Data provided:
====

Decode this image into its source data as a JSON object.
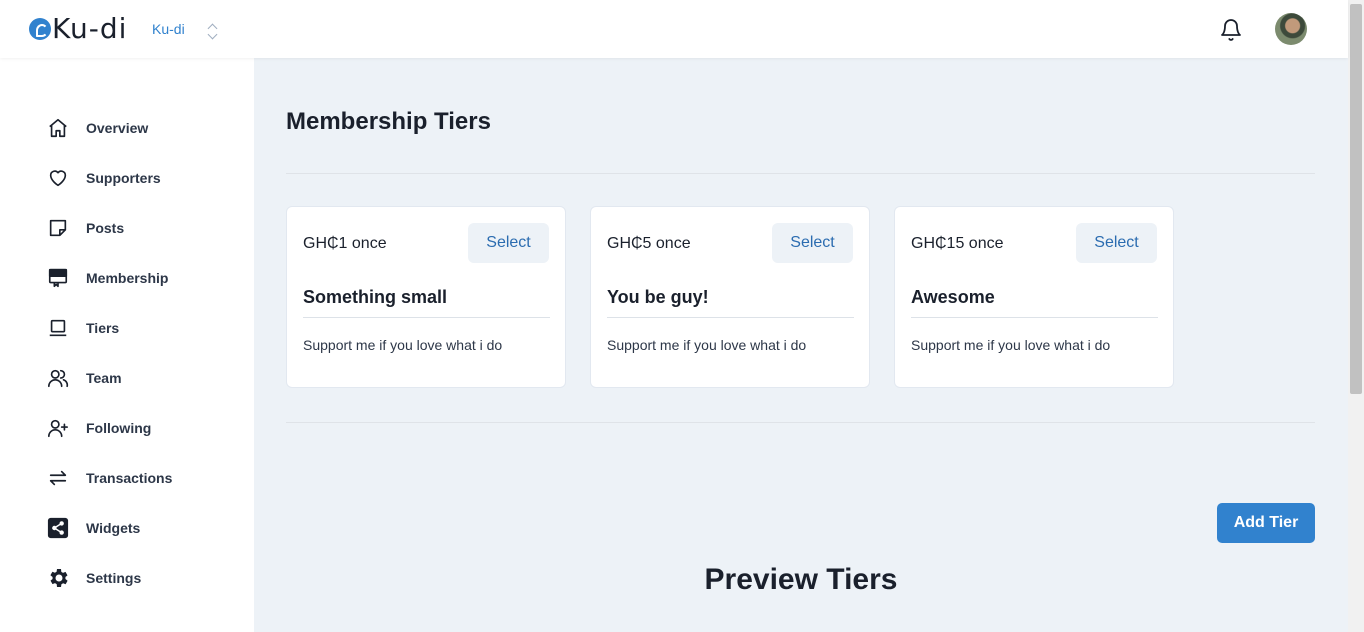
{
  "header": {
    "logo_text": "Ku-di",
    "org_name": "Ku-di"
  },
  "sidebar": {
    "items": [
      {
        "label": "Overview",
        "icon": "home-icon"
      },
      {
        "label": "Supporters",
        "icon": "heart-icon"
      },
      {
        "label": "Posts",
        "icon": "sticky-note-icon"
      },
      {
        "label": "Membership",
        "icon": "card-icon"
      },
      {
        "label": "Tiers",
        "icon": "laptop-icon"
      },
      {
        "label": "Team",
        "icon": "users-icon"
      },
      {
        "label": "Following",
        "icon": "user-plus-icon"
      },
      {
        "label": "Transactions",
        "icon": "arrows-icon"
      },
      {
        "label": "Widgets",
        "icon": "share-icon"
      },
      {
        "label": "Settings",
        "icon": "gear-icon"
      }
    ]
  },
  "main": {
    "title": "Membership Tiers",
    "tiers": [
      {
        "price": "GH₵1 once",
        "select_label": "Select",
        "name": "Something small",
        "description": "Support me if you love what i do"
      },
      {
        "price": "GH₵5 once",
        "select_label": "Select",
        "name": "You be guy!",
        "description": "Support me if you love what i do"
      },
      {
        "price": "GH₵15 once",
        "select_label": "Select",
        "name": "Awesome",
        "description": "Support me if you love what i do"
      }
    ],
    "add_tier_label": "Add Tier",
    "preview_title": "Preview Tiers"
  },
  "colors": {
    "accent": "#3182ce",
    "background": "#edf2f7",
    "text": "#1a202c"
  }
}
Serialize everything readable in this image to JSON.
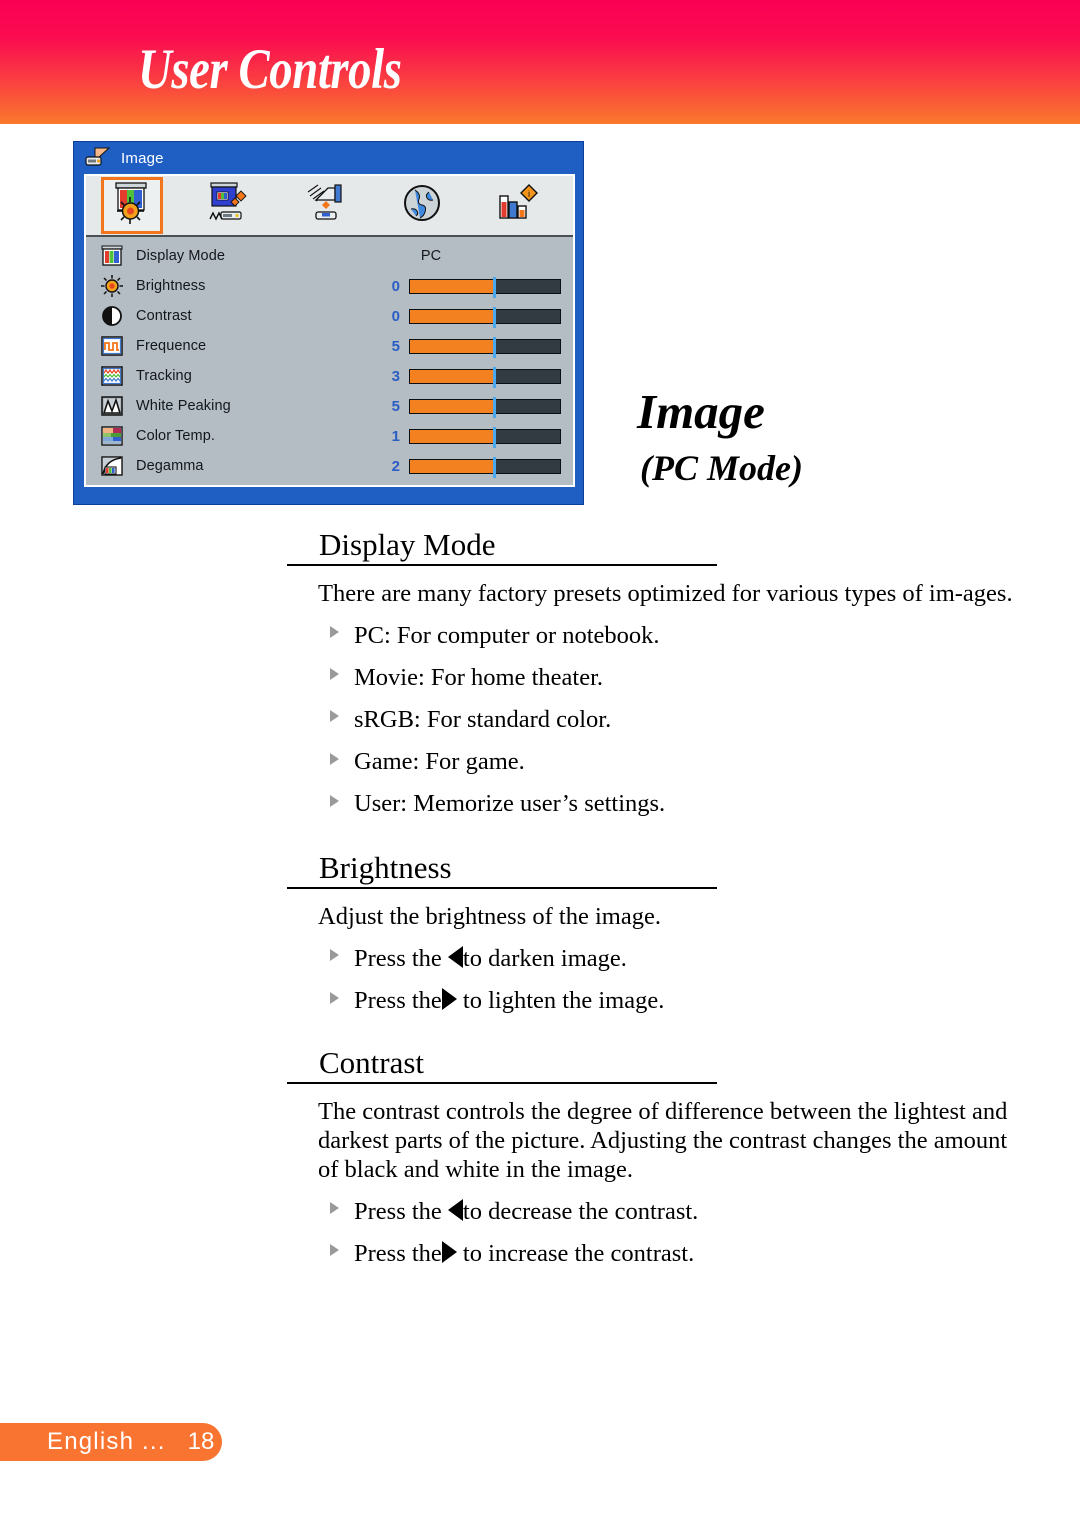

====

Task brief: Locate all lines holding the word "Membership", then copy them out.

Exercise answer:
        "label": "Membership",
    "title": "Membership Tiers",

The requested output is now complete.